» What the task asks:
Pull every line from the material below and reproduce each one verbatim, in order.

» Data shown:
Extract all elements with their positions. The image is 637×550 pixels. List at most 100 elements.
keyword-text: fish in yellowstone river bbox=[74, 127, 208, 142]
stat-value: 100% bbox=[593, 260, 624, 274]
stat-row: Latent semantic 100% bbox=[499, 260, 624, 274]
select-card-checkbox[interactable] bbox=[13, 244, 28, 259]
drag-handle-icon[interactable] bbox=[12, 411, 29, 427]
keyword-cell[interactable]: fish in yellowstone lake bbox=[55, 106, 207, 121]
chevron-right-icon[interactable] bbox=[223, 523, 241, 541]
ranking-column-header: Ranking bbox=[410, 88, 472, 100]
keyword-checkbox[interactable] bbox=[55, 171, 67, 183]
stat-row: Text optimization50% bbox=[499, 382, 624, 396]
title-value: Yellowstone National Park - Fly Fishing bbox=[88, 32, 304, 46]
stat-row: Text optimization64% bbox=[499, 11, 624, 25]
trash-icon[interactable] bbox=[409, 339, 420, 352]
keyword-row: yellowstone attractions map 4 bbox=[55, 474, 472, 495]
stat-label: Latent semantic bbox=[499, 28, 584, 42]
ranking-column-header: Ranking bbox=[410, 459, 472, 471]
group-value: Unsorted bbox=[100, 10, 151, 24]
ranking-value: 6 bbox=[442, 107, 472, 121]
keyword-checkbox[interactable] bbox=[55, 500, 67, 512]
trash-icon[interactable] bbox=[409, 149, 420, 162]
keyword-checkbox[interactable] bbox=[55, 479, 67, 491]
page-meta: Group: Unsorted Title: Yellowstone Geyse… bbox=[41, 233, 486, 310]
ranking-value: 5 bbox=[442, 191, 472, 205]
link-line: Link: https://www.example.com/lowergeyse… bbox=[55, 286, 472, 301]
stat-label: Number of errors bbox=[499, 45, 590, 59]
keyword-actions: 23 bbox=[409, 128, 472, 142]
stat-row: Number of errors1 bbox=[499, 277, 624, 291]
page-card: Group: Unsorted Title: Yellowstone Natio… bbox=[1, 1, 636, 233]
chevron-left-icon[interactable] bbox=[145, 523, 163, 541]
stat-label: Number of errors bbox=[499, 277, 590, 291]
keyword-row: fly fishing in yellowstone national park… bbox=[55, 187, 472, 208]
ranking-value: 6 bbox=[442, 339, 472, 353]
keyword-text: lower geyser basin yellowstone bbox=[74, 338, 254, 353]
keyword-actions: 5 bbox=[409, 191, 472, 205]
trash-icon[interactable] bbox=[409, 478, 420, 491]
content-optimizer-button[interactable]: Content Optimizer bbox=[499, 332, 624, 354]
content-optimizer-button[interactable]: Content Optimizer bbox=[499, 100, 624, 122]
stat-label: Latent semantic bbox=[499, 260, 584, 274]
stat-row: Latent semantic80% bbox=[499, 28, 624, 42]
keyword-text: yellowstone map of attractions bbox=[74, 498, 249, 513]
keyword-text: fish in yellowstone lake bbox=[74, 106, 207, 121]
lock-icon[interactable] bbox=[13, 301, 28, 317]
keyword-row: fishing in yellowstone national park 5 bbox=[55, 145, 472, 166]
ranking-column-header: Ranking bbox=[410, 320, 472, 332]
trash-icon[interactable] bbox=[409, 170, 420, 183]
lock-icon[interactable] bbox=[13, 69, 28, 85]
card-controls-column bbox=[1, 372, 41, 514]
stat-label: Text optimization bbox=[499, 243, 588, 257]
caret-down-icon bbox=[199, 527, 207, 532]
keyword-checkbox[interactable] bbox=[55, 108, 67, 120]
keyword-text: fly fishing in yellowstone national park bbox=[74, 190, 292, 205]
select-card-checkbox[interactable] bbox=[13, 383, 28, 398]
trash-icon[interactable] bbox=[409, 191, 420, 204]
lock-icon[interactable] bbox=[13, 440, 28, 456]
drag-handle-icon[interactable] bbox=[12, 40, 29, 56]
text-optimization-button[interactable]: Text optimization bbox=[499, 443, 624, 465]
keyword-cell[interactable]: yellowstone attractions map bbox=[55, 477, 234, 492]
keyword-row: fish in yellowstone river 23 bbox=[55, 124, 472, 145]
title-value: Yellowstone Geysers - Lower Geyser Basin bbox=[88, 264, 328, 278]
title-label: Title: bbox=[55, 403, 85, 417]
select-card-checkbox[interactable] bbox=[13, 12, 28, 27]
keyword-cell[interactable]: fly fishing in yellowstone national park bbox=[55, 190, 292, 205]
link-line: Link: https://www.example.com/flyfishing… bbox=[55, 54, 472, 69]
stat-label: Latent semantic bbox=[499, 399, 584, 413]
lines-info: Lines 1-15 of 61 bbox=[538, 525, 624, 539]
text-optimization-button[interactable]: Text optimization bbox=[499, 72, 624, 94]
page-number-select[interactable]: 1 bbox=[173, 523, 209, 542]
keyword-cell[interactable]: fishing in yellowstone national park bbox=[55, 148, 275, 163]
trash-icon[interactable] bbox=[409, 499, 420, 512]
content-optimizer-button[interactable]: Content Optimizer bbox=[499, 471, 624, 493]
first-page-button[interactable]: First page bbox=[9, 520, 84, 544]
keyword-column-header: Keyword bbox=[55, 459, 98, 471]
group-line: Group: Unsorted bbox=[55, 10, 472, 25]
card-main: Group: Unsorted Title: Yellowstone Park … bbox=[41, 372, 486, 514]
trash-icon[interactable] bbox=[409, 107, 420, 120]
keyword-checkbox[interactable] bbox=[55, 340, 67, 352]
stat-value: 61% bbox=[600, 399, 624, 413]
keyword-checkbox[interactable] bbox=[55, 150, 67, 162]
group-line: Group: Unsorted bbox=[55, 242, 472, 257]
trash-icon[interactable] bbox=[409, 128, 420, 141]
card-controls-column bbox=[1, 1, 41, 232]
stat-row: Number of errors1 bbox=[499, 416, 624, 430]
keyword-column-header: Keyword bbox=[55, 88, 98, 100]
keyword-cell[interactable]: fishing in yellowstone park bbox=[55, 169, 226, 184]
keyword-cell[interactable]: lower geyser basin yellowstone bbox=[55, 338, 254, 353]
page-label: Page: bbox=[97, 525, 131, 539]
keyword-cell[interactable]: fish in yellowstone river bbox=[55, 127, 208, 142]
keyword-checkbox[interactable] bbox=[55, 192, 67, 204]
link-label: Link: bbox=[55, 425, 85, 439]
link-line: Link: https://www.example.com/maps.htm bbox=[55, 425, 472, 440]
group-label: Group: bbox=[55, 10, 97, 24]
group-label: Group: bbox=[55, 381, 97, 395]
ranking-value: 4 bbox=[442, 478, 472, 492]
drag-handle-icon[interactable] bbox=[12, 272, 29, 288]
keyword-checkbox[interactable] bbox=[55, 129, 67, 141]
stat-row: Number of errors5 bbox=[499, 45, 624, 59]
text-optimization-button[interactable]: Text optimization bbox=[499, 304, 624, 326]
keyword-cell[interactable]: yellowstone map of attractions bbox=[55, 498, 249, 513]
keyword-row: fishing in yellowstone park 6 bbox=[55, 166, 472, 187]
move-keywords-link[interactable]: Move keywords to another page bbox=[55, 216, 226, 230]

» Response to the task:
Extract all elements with their positions. The image is 637×550 pixels. List at most 100 elements.
keyword-text: fish in yellowstone river bbox=[74, 127, 208, 142]
stat-value: 100% bbox=[593, 260, 624, 274]
stat-row: Latent semantic 100% bbox=[499, 260, 624, 274]
select-card-checkbox[interactable] bbox=[13, 244, 28, 259]
drag-handle-icon[interactable] bbox=[12, 411, 29, 427]
keyword-cell[interactable]: fish in yellowstone lake bbox=[55, 106, 207, 121]
chevron-right-icon[interactable] bbox=[223, 523, 241, 541]
ranking-column-header: Ranking bbox=[410, 88, 472, 100]
keyword-checkbox[interactable] bbox=[55, 171, 67, 183]
stat-row: Text optimization50% bbox=[499, 382, 624, 396]
title-value: Yellowstone National Park - Fly Fishing bbox=[88, 32, 304, 46]
stat-row: Text optimization64% bbox=[499, 11, 624, 25]
trash-icon[interactable] bbox=[409, 339, 420, 352]
keyword-row: yellowstone attractions map 4 bbox=[55, 474, 472, 495]
stat-label: Latent semantic bbox=[499, 28, 584, 42]
ranking-column-header: Ranking bbox=[410, 459, 472, 471]
group-value: Unsorted bbox=[100, 10, 151, 24]
ranking-value: 6 bbox=[442, 107, 472, 121]
keyword-checkbox[interactable] bbox=[55, 500, 67, 512]
trash-icon[interactable] bbox=[409, 149, 420, 162]
keyword-checkbox[interactable] bbox=[55, 479, 67, 491]
page-meta: Group: Unsorted Title: Yellowstone Geyse… bbox=[41, 233, 486, 310]
ranking-value: 5 bbox=[442, 191, 472, 205]
link-line: Link: https://www.example.com/lowergeyse… bbox=[55, 286, 472, 301]
stat-label: Number of errors bbox=[499, 45, 590, 59]
keyword-actions: 23 bbox=[409, 128, 472, 142]
stat-row: Number of errors1 bbox=[499, 277, 624, 291]
page-card: Group: Unsorted Title: Yellowstone Natio… bbox=[1, 1, 636, 233]
chevron-left-icon[interactable] bbox=[145, 523, 163, 541]
stat-label: Number of errors bbox=[499, 277, 590, 291]
keyword-row: fly fishing in yellowstone national park… bbox=[55, 187, 472, 208]
ranking-value: 6 bbox=[442, 339, 472, 353]
keyword-text: lower geyser basin yellowstone bbox=[74, 338, 254, 353]
keyword-actions: 5 bbox=[409, 191, 472, 205]
trash-icon[interactable] bbox=[409, 478, 420, 491]
content-optimizer-button[interactable]: Content Optimizer bbox=[499, 332, 624, 354]
content-optimizer-button[interactable]: Content Optimizer bbox=[499, 100, 624, 122]
stat-label: Latent semantic bbox=[499, 260, 584, 274]
stat-row: Latent semantic80% bbox=[499, 28, 624, 42]
keyword-text: yellowstone map of attractions bbox=[74, 498, 249, 513]
keyword-text: fish in yellowstone lake bbox=[74, 106, 207, 121]
lock-icon[interactable] bbox=[13, 301, 28, 317]
keyword-row: fishing in yellowstone national park 5 bbox=[55, 145, 472, 166]
ranking-column-header: Ranking bbox=[410, 320, 472, 332]
trash-icon[interactable] bbox=[409, 170, 420, 183]
lock-icon[interactable] bbox=[13, 69, 28, 85]
card-controls-column bbox=[1, 372, 41, 514]
stat-label: Text optimization bbox=[499, 243, 588, 257]
caret-down-icon bbox=[199, 527, 207, 532]
keyword-checkbox[interactable] bbox=[55, 108, 67, 120]
keyword-text: fly fishing in yellowstone national park bbox=[74, 190, 292, 205]
select-card-checkbox[interactable] bbox=[13, 383, 28, 398]
trash-icon[interactable] bbox=[409, 191, 420, 204]
lock-icon[interactable] bbox=[13, 440, 28, 456]
drag-handle-icon[interactable] bbox=[12, 40, 29, 56]
text-optimization-button[interactable]: Text optimization bbox=[499, 443, 624, 465]
keyword-cell[interactable]: yellowstone attractions map bbox=[55, 477, 234, 492]
keyword-row: fish in yellowstone river 23 bbox=[55, 124, 472, 145]
title-value: Yellowstone Geysers - Lower Geyser Basin bbox=[88, 264, 328, 278]
title-label: Title: bbox=[55, 403, 85, 417]
select-card-checkbox[interactable] bbox=[13, 12, 28, 27]
keyword-cell[interactable]: fly fishing in yellowstone national park bbox=[55, 190, 292, 205]
link-line: Link: https://www.example.com/flyfishing… bbox=[55, 54, 472, 69]
stat-label: Latent semantic bbox=[499, 399, 584, 413]
lines-info: Lines 1-15 of 61 bbox=[538, 525, 624, 539]
text-optimization-button[interactable]: Text optimization bbox=[499, 72, 624, 94]
page-number-select[interactable]: 1 bbox=[173, 523, 209, 542]
keyword-cell[interactable]: fishing in yellowstone national park bbox=[55, 148, 275, 163]
trash-icon[interactable] bbox=[409, 499, 420, 512]
content-optimizer-button[interactable]: Content Optimizer bbox=[499, 471, 624, 493]
first-page-button[interactable]: First page bbox=[9, 520, 84, 544]
keyword-column-header: Keyword bbox=[55, 459, 98, 471]
group-line: Group: Unsorted bbox=[55, 10, 472, 25]
card-main: Group: Unsorted Title: Yellowstone Park … bbox=[41, 372, 486, 514]
trash-icon[interactable] bbox=[409, 107, 420, 120]
keyword-checkbox[interactable] bbox=[55, 340, 67, 352]
stat-value: 61% bbox=[600, 399, 624, 413]
keyword-checkbox[interactable] bbox=[55, 150, 67, 162]
group-line: Group: Unsorted bbox=[55, 242, 472, 257]
trash-icon[interactable] bbox=[409, 128, 420, 141]
card-controls-column bbox=[1, 1, 41, 232]
stat-row: Number of errors1 bbox=[499, 416, 624, 430]
keyword-column-header: Keyword bbox=[55, 88, 98, 100]
keyword-cell[interactable]: fishing in yellowstone park bbox=[55, 169, 226, 184]
keyword-cell[interactable]: lower geyser basin yellowstone bbox=[55, 338, 254, 353]
page-label: Page: bbox=[97, 525, 131, 539]
keyword-cell[interactable]: fish in yellowstone river bbox=[55, 127, 208, 142]
keyword-checkbox[interactable] bbox=[55, 192, 67, 204]
link-label: Link: bbox=[55, 425, 85, 439]
link-line: Link: https://www.example.com/maps.htm bbox=[55, 425, 472, 440]
group-label: Group: bbox=[55, 10, 97, 24]
group-label: Group: bbox=[55, 381, 97, 395]
ranking-value: 4 bbox=[442, 478, 472, 492]
drag-handle-icon[interactable] bbox=[12, 272, 29, 288]
keyword-checkbox[interactable] bbox=[55, 129, 67, 141]
stat-row: Number of errors5 bbox=[499, 45, 624, 59]
text-optimization-button[interactable]: Text optimization bbox=[499, 304, 624, 326]
keyword-cell[interactable]: yellowstone map of attractions bbox=[55, 498, 249, 513]
keyword-row: fishing in yellowstone park 6 bbox=[55, 166, 472, 187]
move-keywords-link[interactable]: Move keywords to another page bbox=[55, 216, 226, 230]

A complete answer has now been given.